- **Work instructions**
Copy out the entries below in full and exactly.

- **Information provided**
• • •

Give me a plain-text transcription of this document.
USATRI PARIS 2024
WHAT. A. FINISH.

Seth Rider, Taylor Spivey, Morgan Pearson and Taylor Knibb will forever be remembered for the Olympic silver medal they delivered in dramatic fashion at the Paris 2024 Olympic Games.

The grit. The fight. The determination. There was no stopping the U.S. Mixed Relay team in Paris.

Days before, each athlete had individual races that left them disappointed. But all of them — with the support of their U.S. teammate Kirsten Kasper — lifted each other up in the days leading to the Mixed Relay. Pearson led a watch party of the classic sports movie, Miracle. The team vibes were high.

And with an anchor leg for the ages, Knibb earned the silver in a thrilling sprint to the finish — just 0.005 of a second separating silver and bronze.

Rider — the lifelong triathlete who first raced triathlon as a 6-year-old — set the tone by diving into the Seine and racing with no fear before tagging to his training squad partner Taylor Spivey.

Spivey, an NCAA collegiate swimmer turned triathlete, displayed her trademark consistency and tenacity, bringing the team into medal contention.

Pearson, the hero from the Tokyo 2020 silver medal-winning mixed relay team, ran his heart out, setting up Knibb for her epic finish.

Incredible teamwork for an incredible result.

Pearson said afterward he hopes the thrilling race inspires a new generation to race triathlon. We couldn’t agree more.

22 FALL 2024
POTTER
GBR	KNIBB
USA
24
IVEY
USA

• • •

- **Response for this exercise**
Give me a plain-text transcription of this document.
USATRI PARIS 2024
WHAT. A. FINISH.

Seth Rider, Taylor Spivey, Morgan Pearson and Taylor Knibb will forever be remembered for the Olympic silver medal they delivered in dramatic fashion at the Paris 2024 Olympic Games.

The grit. The fight. The determination. There was no stopping the U.S. Mixed Relay team in Paris.

Days before, each athlete had individual races that left them disappointed. But all of them — with the support of their U.S. teammate Kirsten Kasper — lifted each other up in the days leading to the Mixed Relay. Pearson led a watch party of the classic sports movie, Miracle. The team vibes were high.

And with an anchor leg for the ages, Knibb earned the silver in a thrilling sprint to the finish — just 0.005 of a second separating silver and bronze.

Rider — the lifelong triathlete who first raced triathlon as a 6-year-old — set the tone by diving into the Seine and racing with no fear before tagging to his training squad partner Taylor Spivey.

Spivey, an NCAA collegiate swimmer turned triathlete, displayed her trademark consistency and tenacity, bringing the team into medal contention.

Pearson, the hero from the Tokyo 2020 silver medal-winning mixed relay team, ran his heart out, setting up Knibb for her epic finish.

Incredible teamwork for an incredible result.

Pearson said afterward he hopes the thrilling race inspires a new generation to race triathlon. We couldn’t agree more.

22 FALL 2024
POTTER
GBR	KNIBB
USA
24
IVEY
USA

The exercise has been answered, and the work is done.